Repeat every line of the listing below exactly, minus the pictures.

START GIVEN DATA

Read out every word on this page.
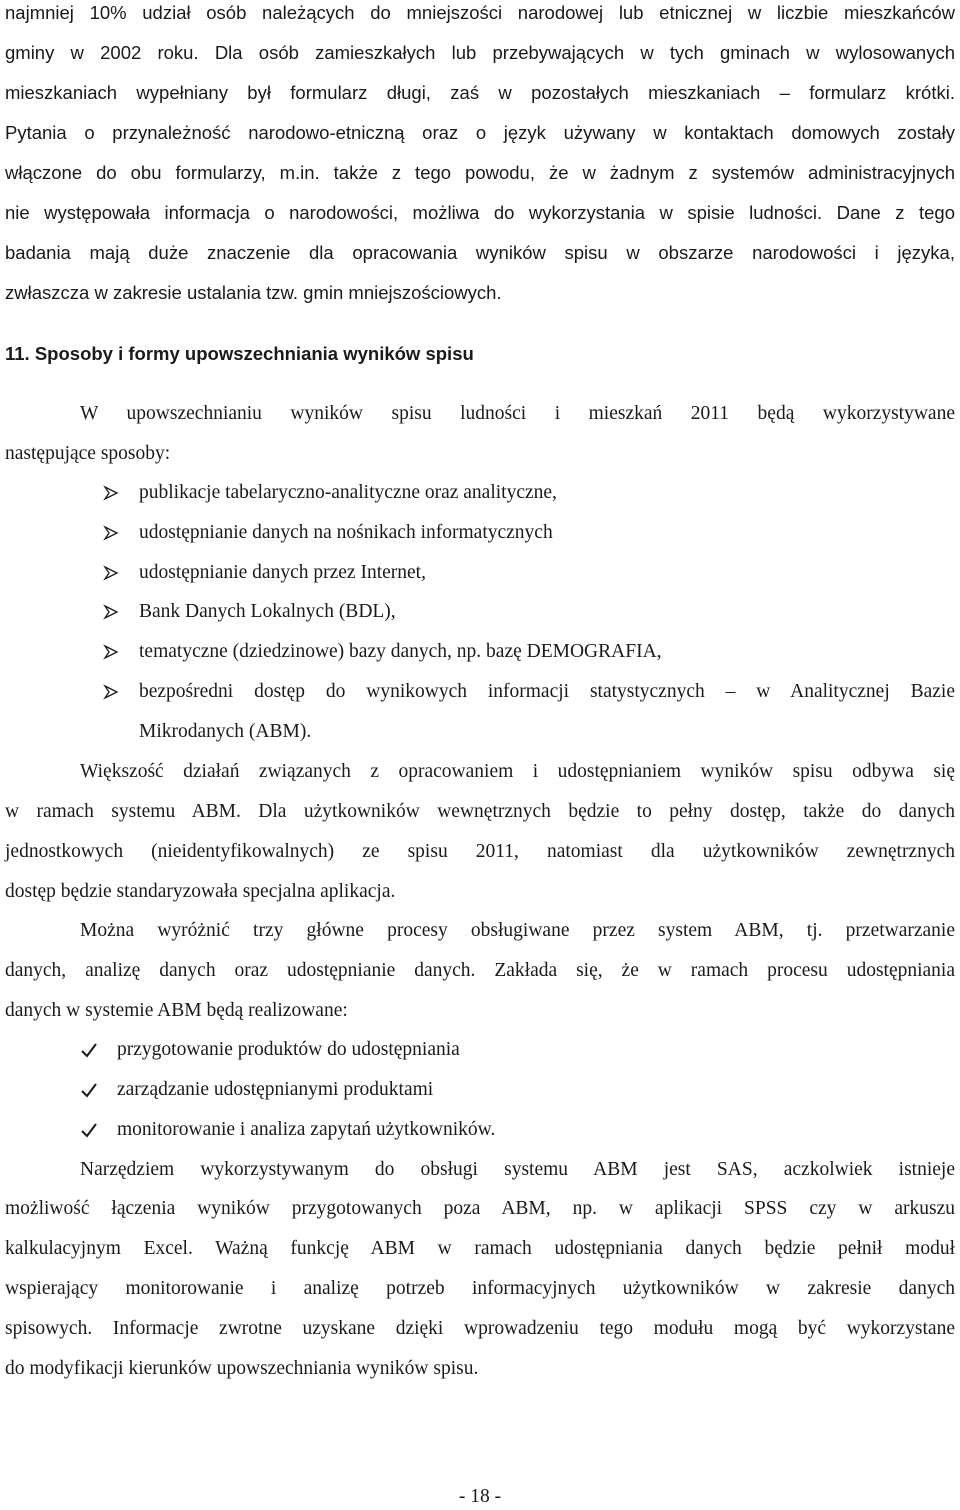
najmniej 10% udział osób należących do mniejszości narodowej lub etnicznej w liczbie mieszkańców
gminy w 2002 roku. Dla osób zamieszkałych lub przebywających w tych gminach w wylosowanych
mieszkaniach wypełniany był formularz długi, zaś w pozostałych mieszkaniach – formularz krótki.
Pytania o przynależność narodowo-etniczną oraz o język używany w kontaktach domowych zostały
włączone do obu formularzy, m.in. także z tego powodu, że w żadnym z systemów administracyjnych
nie występowała informacja o narodowości, możliwa do wykorzystania w spisie ludności. Dane z tego
badania mają duże znaczenie dla opracowania wyników spisu w obszarze narodowości i języka,
zwłaszcza w zakresie ustalania tzw. gmin mniejszościowych.
11. Sposoby i formy upowszechniania wyników spisu
W upowszechnianiu wyników spisu ludności i mieszkań 2011 będą wykorzystywane
następujące sposoby:
publikacje tabelaryczno-analityczne oraz analityczne,
udostępnianie danych na nośnikach informatycznych
udostępnianie danych przez Internet,
Bank Danych Lokalnych (BDL),
tematyczne (dziedzinowe) bazy danych, np. bazę DEMOGRAFIA,
bezpośredni dostęp do wynikowych informacji statystycznych – w Analitycznej Bazie
Mikrodanych (ABM).
Większość działań związanych z opracowaniem i udostępnianiem wyników spisu odbywa się
w ramach systemu ABM. Dla użytkowników wewnętrznych będzie to pełny dostęp, także do danych
jednostkowych (nieidentyfikowalnych) ze spisu 2011, natomiast dla użytkowników zewnętrznych
dostęp będzie standaryzowała specjalna aplikacja.
Można wyróżnić trzy główne procesy obsługiwane przez system ABM, tj. przetwarzanie
danych, analizę danych oraz udostępnianie danych. Zakłada się, że w ramach procesu udostępniania
danych w systemie ABM będą realizowane:
przygotowanie produktów do udostępniania
zarządzanie udostępnianymi produktami
monitorowanie i analiza zapytań użytkowników.
Narzędziem wykorzystywanym do obsługi systemu ABM jest SAS, aczkolwiek istnieje
możliwość łączenia wyników przygotowanych poza ABM, np. w aplikacji SPSS czy w arkuszu
kalkulacyjnym Excel. Ważną funkcję ABM w ramach udostępniania danych będzie pełnił moduł
wspierający monitorowanie i analizę potrzeb informacyjnych użytkowników w zakresie danych
spisowych. Informacje zwrotne uzyskane dzięki wprowadzeniu tego modułu mogą być wykorzystane
do modyfikacji kierunków upowszechniania wyników spisu.
- 18 -
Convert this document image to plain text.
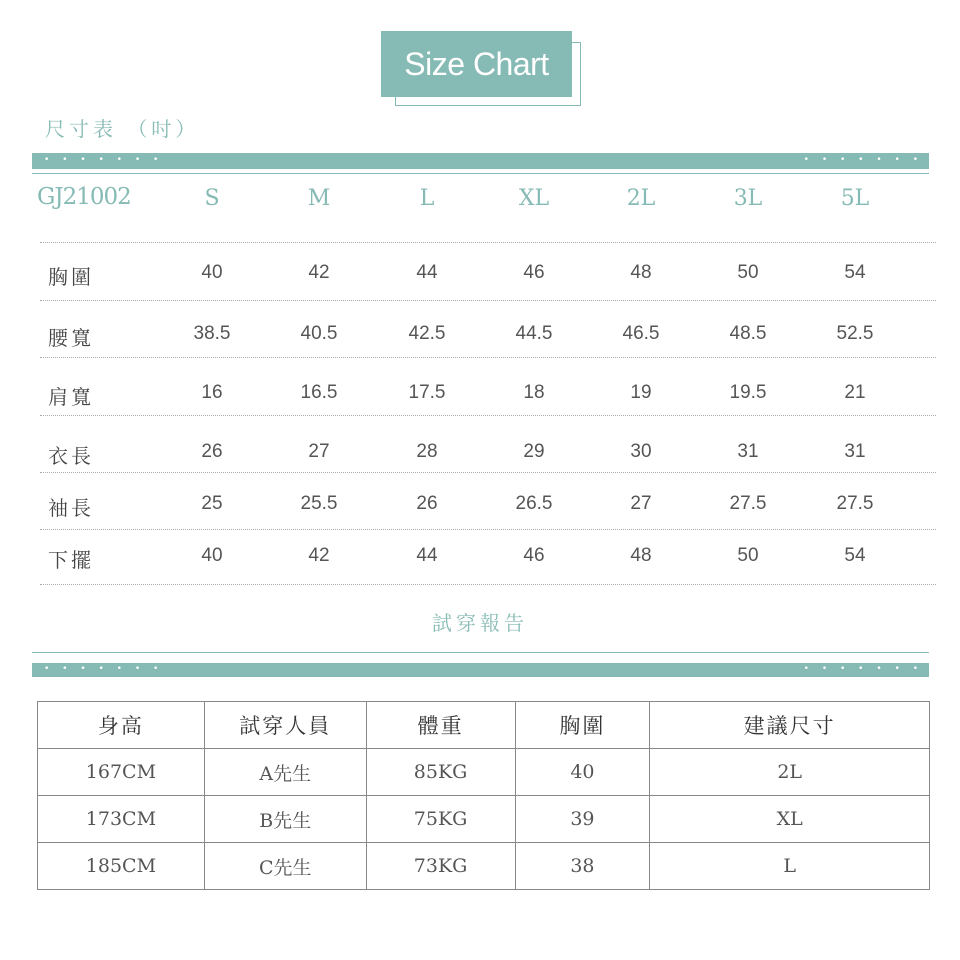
Size Chart
尺寸表 （吋）
• • • • • • •	• • • • • • •
GJ21002	S	M	L	XL	2L	3L	5L
胸圍	40	42	44	46	48	50	54
腰寬	38.5	40.5	42.5	44.5	46.5	48.5	52.5
肩寬	16	16.5	17.5	18	19	19.5	21
衣長	26	27	28	29	30	31	31
袖長	25	25.5	26	26.5	27	27.5	27.5
下擺	40	42	44	46	48	50	54
試穿報告
• • • • • • •	• • • • • • •
身高	試穿人員	體重	胸圍	建議尺寸
167CM	A先生	85KG	40	2L
173CM	B先生	75KG	39	XL
185CM	C先生	73KG	38	L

END GIVEN DATA

## EXERCISE RESPONSE
Read out every word on this page.
najmniej 10% udział osób należących do mniejszości narodowej lub etnicznej w liczbie mieszkańców
gminy w 2002 roku. Dla osób zamieszkałych lub przebywających w tych gminach w wylosowanych
mieszkaniach wypełniany był formularz długi, zaś w pozostałych mieszkaniach – formularz krótki.
Pytania o przynależność narodowo-etniczną oraz o język używany w kontaktach domowych zostały
włączone do obu formularzy, m.in. także z tego powodu, że w żadnym z systemów administracyjnych
nie występowała informacja o narodowości, możliwa do wykorzystania w spisie ludności. Dane z tego
badania mają duże znaczenie dla opracowania wyników spisu w obszarze narodowości i języka,
zwłaszcza w zakresie ustalania tzw. gmin mniejszościowych.
11. Sposoby i formy upowszechniania wyników spisu
W upowszechnianiu wyników spisu ludności i mieszkań 2011 będą wykorzystywane
następujące sposoby:
publikacje tabelaryczno-analityczne oraz analityczne,
udostępnianie danych na nośnikach informatycznych
udostępnianie danych przez Internet,
Bank Danych Lokalnych (BDL),
tematyczne (dziedzinowe) bazy danych, np. bazę DEMOGRAFIA,
bezpośredni dostęp do wynikowych informacji statystycznych – w Analitycznej Bazie
Mikrodanych (ABM).
Większość działań związanych z opracowaniem i udostępnianiem wyników spisu odbywa się
w ramach systemu ABM. Dla użytkowników wewnętrznych będzie to pełny dostęp, także do danych
jednostkowych (nieidentyfikowalnych) ze spisu 2011, natomiast dla użytkowników zewnętrznych
dostęp będzie standaryzowała specjalna aplikacja.
Można wyróżnić trzy główne procesy obsługiwane przez system ABM, tj. przetwarzanie
danych, analizę danych oraz udostępnianie danych. Zakłada się, że w ramach procesu udostępniania
danych w systemie ABM będą realizowane:
przygotowanie produktów do udostępniania
zarządzanie udostępnianymi produktami
monitorowanie i analiza zapytań użytkowników.
Narzędziem wykorzystywanym do obsługi systemu ABM jest SAS, aczkolwiek istnieje
możliwość łączenia wyników przygotowanych poza ABM, np. w aplikacji SPSS czy w arkuszu
kalkulacyjnym Excel. Ważną funkcję ABM w ramach udostępniania danych będzie pełnił moduł
wspierający monitorowanie i analizę potrzeb informacyjnych użytkowników w zakresie danych
spisowych. Informacje zwrotne uzyskane dzięki wprowadzeniu tego modułu mogą być wykorzystane
do modyfikacji kierunków upowszechniania wyników spisu.
- 18 -
Convert this document image to plain text.
Size Chart
尺寸表 （吋）
• • • • • • •	• • • • • • •
GJ21002	S	M	L	XL	2L	3L	5L
胸圍	40	42	44	46	48	50	54
腰寬	38.5	40.5	42.5	44.5	46.5	48.5	52.5
肩寬	16	16.5	17.5	18	19	19.5	21
衣長	26	27	28	29	30	31	31
袖長	25	25.5	26	26.5	27	27.5	27.5
下擺	40	42	44	46	48	50	54
試穿報告
• • • • • • •	• • • • • • •
身高	試穿人員	體重	胸圍	建議尺寸
167CM	A先生	85KG	40	2L
173CM	B先生	75KG	39	XL
185CM	C先生	73KG	38	L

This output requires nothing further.